* **THE EXERCISE**
Check every line of the material below for the string "Figure", and return the ones that have it.

* **INPUT FOR THIS TASK**

-------

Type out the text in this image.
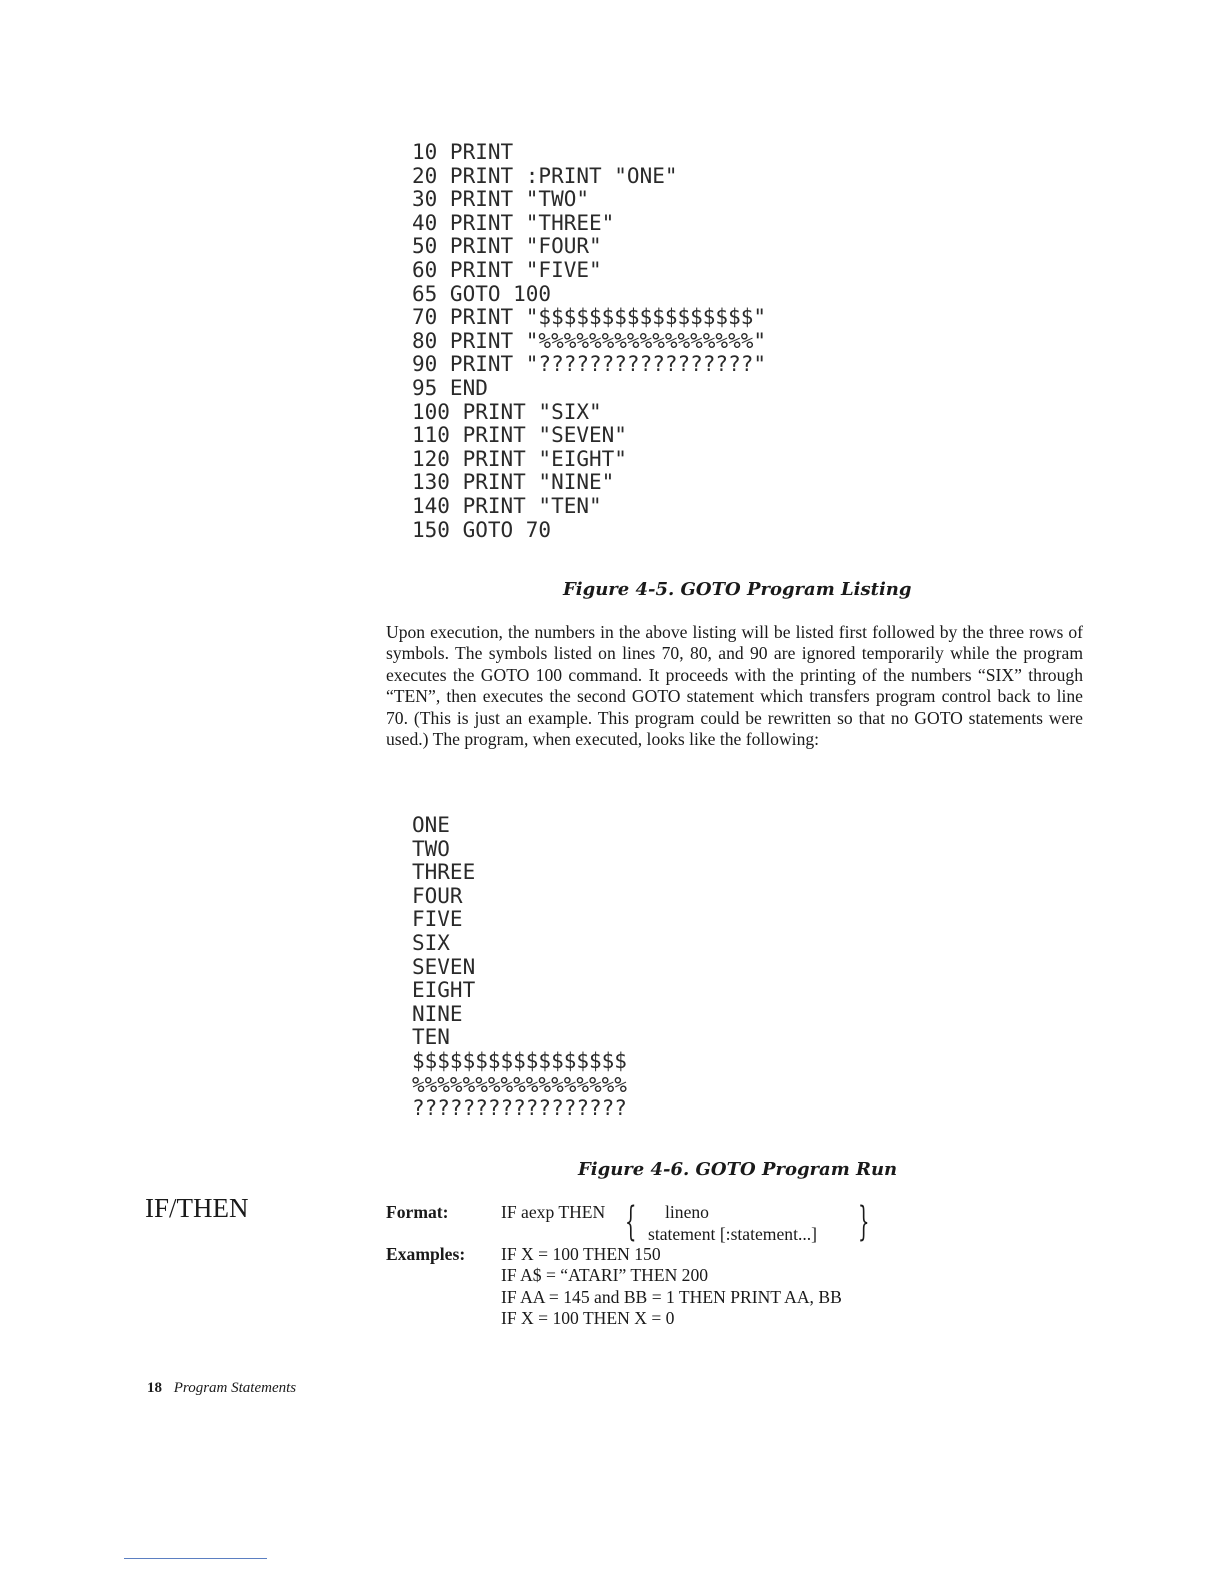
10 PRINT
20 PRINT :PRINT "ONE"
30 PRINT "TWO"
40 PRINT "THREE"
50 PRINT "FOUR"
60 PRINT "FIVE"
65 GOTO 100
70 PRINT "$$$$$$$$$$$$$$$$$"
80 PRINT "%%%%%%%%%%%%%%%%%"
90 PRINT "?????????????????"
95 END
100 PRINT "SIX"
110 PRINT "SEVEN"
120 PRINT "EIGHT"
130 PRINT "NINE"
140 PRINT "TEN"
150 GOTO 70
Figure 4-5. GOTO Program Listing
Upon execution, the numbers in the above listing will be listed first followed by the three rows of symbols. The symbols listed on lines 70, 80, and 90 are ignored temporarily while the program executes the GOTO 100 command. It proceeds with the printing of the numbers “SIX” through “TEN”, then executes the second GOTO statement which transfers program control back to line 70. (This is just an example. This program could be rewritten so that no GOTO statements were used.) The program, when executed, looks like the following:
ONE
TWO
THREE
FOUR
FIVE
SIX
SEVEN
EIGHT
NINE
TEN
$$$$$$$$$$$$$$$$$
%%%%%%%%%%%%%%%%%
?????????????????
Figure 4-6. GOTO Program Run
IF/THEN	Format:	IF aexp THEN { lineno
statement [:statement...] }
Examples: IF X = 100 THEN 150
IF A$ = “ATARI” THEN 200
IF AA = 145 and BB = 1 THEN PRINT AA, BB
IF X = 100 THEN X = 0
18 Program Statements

-------

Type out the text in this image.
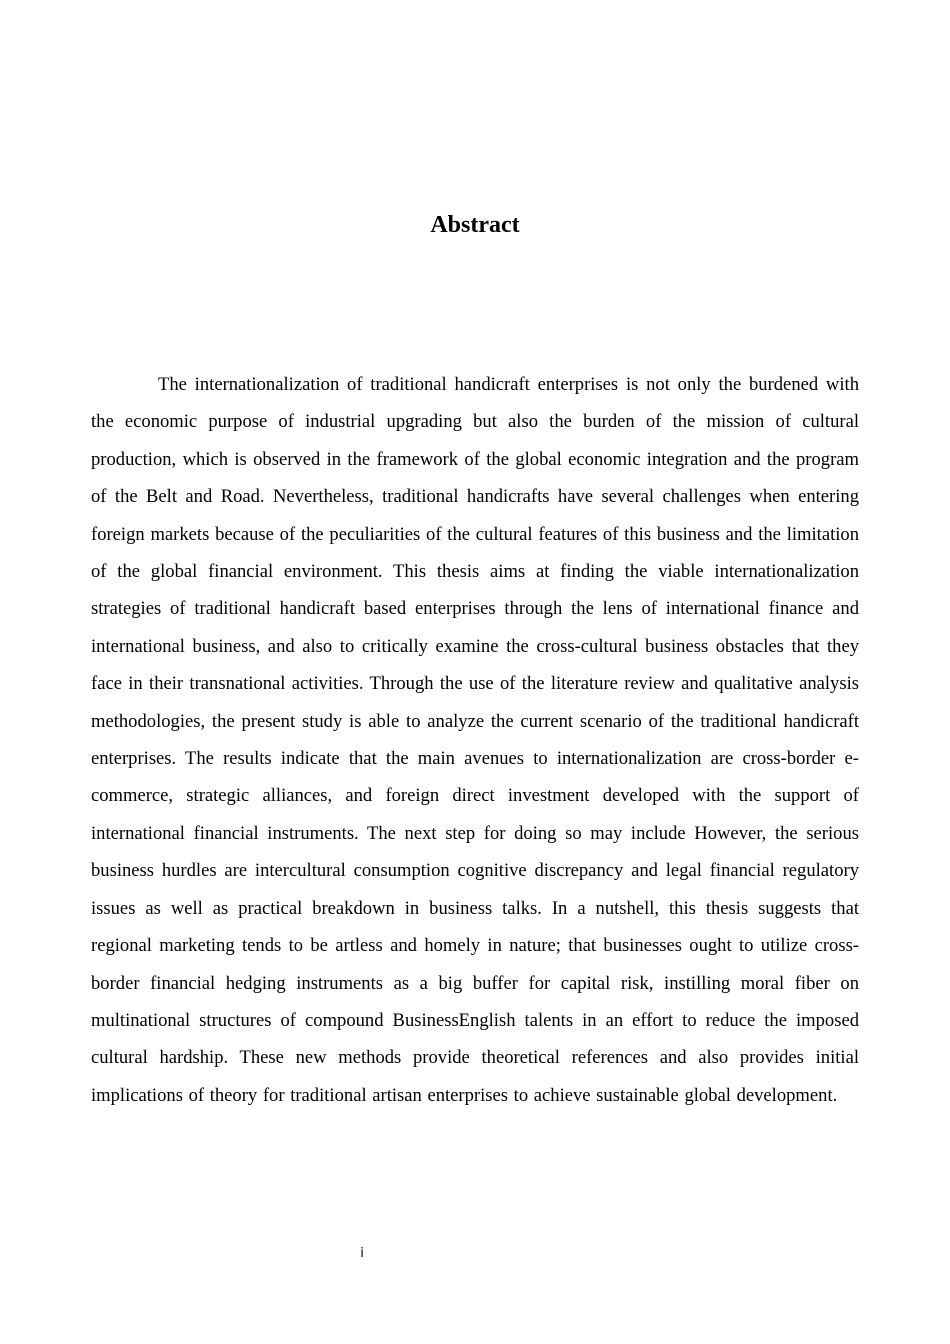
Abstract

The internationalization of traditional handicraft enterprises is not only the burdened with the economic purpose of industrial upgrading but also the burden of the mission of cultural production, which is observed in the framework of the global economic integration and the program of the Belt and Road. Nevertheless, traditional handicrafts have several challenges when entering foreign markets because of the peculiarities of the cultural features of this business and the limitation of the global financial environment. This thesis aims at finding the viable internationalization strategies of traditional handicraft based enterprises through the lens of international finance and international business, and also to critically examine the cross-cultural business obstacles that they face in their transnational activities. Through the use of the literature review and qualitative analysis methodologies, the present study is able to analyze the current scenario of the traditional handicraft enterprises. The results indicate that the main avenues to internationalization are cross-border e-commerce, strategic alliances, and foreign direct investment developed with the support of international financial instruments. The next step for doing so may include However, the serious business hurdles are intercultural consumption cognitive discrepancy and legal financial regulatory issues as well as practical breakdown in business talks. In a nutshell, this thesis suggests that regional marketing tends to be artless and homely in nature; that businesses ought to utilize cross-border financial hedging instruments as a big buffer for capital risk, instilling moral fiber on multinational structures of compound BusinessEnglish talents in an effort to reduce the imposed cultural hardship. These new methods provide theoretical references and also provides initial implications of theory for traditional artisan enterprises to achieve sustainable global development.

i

-------

* **THE ANSWER**
Figure 4-5. GOTO Program Listing
Figure 4-6. GOTO Program Run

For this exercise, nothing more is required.